■ Text to read:
What if a pollster provides multiple versions of their poll — e.g. with or without third party candidates included, or different versions for registered and likely voters? When these situations arise:

(i) I will use the registered voter version until the first Presidential debate. After that, I will use the likely voter version;

(ii) I use the version with third-party candidates included if (i) they have officially announced their candidacy, and (ii) they are on the ballot in that state.

(iii) If a pollster lists separate results with and without ‘leaners’ (people who are initially uncommitted but pick a candidate after prompting), I use the version with leaners.

Step 2. The Trendline Adjustment.

What is the purpose of the trendline adjustment? Polling data comes out in different increments in different states. Some states are polled frequently, while others are only polled only occasionally. The trendline adjustment is an effort to correct for this problem by using polling movement in states that have been polled recently to adjust the data in states that have not been.

In addition, the trendline adjustment can account for what I refer to as ‘timing bias’. If a particular state is polled in the midst of a bounced cause by something like the conventions, such pollig may reflect only a temporary, near-term fluctuation rather than the longer-term demographic reality.

■ Given instruction:
Revise the stretch of the polling methodology text from "What is the" through "have not been.", putting "often" in place of "frequently".

■ Dataset entries:
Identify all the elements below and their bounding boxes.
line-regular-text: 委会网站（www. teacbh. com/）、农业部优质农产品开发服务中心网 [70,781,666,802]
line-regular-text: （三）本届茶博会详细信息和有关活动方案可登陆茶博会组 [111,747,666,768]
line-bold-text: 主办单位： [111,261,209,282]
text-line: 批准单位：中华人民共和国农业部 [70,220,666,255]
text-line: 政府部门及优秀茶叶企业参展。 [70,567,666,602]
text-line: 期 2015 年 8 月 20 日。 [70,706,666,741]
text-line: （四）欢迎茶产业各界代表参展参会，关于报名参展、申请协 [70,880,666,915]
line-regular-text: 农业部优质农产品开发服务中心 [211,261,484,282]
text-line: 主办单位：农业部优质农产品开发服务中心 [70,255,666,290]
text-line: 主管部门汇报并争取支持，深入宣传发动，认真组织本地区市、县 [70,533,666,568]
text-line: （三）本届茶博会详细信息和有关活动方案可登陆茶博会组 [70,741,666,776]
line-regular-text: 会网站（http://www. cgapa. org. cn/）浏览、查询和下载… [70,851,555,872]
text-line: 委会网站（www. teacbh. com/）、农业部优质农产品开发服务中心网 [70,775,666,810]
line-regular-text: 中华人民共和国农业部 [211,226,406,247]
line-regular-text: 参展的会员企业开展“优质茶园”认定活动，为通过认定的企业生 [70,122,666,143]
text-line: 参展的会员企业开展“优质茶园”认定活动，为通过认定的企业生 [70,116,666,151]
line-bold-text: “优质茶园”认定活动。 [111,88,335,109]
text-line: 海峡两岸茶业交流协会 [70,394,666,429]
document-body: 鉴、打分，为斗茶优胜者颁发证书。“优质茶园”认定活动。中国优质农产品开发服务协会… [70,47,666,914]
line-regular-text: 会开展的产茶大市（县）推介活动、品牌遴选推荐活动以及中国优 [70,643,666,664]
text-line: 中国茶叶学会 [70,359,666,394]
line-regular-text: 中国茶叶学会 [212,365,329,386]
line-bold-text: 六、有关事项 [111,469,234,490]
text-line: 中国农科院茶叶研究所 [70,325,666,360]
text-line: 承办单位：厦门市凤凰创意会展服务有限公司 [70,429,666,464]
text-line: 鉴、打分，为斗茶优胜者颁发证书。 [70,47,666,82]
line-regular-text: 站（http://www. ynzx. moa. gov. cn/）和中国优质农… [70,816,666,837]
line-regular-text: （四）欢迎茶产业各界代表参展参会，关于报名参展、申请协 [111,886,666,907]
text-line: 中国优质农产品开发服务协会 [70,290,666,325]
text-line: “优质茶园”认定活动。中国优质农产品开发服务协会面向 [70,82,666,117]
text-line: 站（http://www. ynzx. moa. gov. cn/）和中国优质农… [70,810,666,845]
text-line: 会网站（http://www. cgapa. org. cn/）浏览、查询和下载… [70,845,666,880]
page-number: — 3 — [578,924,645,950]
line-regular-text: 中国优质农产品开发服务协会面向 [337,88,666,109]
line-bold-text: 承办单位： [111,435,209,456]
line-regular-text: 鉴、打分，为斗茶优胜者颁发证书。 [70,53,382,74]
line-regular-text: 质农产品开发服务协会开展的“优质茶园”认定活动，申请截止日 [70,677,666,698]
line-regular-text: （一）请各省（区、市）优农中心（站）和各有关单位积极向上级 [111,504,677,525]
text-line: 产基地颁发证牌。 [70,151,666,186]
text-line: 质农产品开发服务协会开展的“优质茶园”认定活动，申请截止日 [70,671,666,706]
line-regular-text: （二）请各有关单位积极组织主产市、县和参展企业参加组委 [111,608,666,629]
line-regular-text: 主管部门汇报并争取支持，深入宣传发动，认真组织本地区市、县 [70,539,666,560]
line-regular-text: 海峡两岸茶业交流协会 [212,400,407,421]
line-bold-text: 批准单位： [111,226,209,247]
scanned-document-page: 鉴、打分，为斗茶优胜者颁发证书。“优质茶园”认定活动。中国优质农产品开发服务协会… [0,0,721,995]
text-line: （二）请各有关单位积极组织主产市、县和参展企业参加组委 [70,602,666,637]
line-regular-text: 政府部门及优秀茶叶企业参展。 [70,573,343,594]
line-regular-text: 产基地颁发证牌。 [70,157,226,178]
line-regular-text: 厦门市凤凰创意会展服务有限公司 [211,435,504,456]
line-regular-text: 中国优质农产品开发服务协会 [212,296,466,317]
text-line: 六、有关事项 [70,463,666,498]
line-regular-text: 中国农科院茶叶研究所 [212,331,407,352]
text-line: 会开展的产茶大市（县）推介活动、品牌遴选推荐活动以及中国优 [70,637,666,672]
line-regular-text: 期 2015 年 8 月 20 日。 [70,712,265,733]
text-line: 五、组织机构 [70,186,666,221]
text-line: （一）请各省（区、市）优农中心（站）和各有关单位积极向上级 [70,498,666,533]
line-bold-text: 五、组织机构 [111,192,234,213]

■ Output below:
What is the purpose of the trendline adjustment? Polling data comes out in different increments in different states. Some states are polled often, while others are only polled only occasionally. The trendline adjustment is an effort to correct for this problem by using polling movement in states that have been polled recently to adjust the data in states that have not been.